▶ [Task details]: Search the data for the word "this" and copy every line that contains it.

▶ [Dataset rows]:
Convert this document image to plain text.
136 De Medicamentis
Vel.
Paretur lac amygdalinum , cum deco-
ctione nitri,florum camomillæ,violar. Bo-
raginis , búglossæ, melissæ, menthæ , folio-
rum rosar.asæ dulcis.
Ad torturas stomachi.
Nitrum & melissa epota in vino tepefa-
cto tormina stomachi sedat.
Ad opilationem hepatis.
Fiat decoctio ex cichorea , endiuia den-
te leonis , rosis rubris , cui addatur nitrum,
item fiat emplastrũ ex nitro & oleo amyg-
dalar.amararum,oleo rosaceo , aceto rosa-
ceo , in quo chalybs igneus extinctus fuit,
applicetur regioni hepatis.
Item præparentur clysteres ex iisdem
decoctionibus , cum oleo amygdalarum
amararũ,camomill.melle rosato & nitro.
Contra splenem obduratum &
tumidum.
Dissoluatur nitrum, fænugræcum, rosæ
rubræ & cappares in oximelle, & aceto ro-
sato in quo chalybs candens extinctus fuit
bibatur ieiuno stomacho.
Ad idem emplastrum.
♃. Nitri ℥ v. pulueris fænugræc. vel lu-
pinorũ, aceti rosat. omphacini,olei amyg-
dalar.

...

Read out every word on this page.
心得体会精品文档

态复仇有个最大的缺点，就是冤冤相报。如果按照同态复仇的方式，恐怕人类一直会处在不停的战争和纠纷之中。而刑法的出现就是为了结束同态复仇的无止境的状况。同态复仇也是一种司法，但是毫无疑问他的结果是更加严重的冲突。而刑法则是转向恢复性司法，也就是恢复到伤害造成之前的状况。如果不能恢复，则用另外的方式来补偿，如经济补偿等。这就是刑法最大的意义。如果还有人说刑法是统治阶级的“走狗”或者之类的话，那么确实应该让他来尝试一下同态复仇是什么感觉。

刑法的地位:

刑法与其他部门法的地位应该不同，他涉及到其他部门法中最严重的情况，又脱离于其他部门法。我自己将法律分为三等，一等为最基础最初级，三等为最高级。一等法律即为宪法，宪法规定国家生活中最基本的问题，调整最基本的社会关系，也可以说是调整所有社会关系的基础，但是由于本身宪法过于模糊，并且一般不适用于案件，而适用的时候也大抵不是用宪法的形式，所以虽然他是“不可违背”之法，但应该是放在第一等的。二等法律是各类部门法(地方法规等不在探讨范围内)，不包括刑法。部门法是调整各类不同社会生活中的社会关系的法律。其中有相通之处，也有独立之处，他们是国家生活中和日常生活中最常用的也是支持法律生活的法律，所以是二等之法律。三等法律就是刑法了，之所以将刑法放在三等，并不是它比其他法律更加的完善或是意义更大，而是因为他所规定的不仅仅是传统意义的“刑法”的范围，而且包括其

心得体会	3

▶ [Expected answer]:
Convert this document image to plain text.
Read out every word on this page.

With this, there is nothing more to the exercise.